Each line of the listing that contains the word "used" is to be copied.

- [PROVIDED DATA]:

-- begin --

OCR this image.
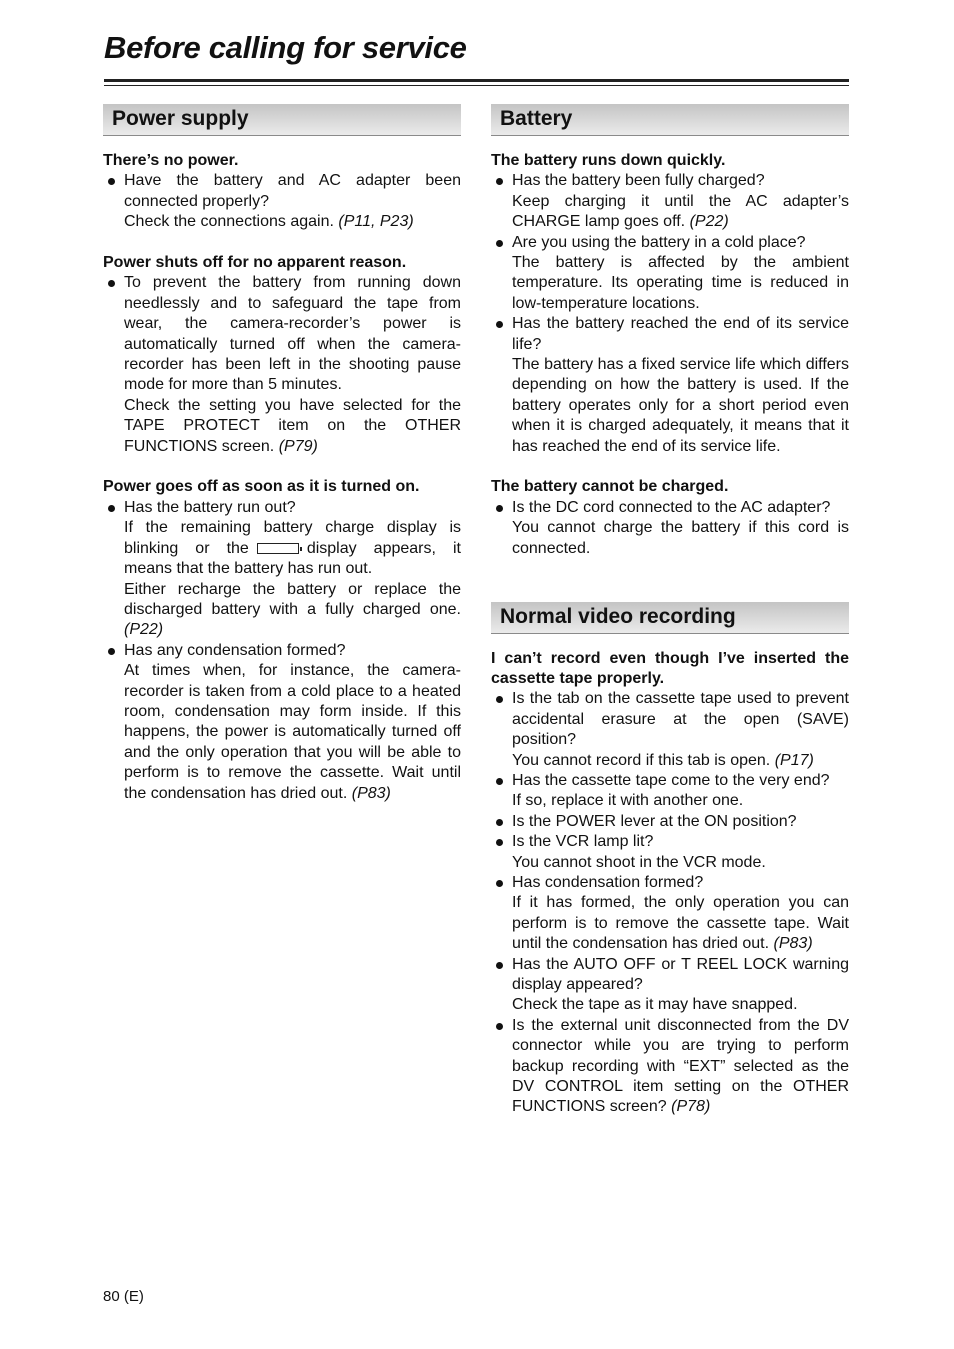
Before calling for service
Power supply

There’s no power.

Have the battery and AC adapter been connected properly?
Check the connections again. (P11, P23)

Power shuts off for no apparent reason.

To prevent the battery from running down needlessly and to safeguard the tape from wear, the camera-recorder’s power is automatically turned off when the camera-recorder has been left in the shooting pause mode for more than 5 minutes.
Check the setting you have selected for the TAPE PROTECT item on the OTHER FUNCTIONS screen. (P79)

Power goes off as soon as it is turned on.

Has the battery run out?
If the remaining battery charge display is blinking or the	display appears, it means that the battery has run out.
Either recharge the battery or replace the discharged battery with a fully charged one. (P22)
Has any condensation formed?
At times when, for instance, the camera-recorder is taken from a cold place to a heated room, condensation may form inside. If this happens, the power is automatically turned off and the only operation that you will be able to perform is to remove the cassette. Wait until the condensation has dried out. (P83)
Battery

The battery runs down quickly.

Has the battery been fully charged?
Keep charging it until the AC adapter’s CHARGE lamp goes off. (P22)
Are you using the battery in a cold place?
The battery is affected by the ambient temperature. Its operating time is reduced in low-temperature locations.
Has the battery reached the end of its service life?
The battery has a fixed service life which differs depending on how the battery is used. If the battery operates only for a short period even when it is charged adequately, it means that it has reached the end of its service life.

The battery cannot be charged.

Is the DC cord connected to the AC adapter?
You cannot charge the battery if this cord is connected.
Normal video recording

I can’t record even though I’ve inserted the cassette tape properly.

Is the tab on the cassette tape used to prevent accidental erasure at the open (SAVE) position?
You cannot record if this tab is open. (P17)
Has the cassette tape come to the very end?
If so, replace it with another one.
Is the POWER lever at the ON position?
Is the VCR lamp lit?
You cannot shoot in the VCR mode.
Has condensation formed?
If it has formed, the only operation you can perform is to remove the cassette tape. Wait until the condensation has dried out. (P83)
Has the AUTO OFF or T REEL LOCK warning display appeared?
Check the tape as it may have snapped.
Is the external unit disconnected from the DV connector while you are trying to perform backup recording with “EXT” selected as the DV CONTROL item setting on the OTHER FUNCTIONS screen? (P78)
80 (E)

-- end --

- [FULL RESPONSE]:
The battery has a fixed service life which differs depending on how the battery is used. If the battery operates only for a short period even when it is charged adequately, it means that it has reached the end of its service life.
Is the tab on the cassette tape used to prevent accidental erasure at the open (SAVE) position?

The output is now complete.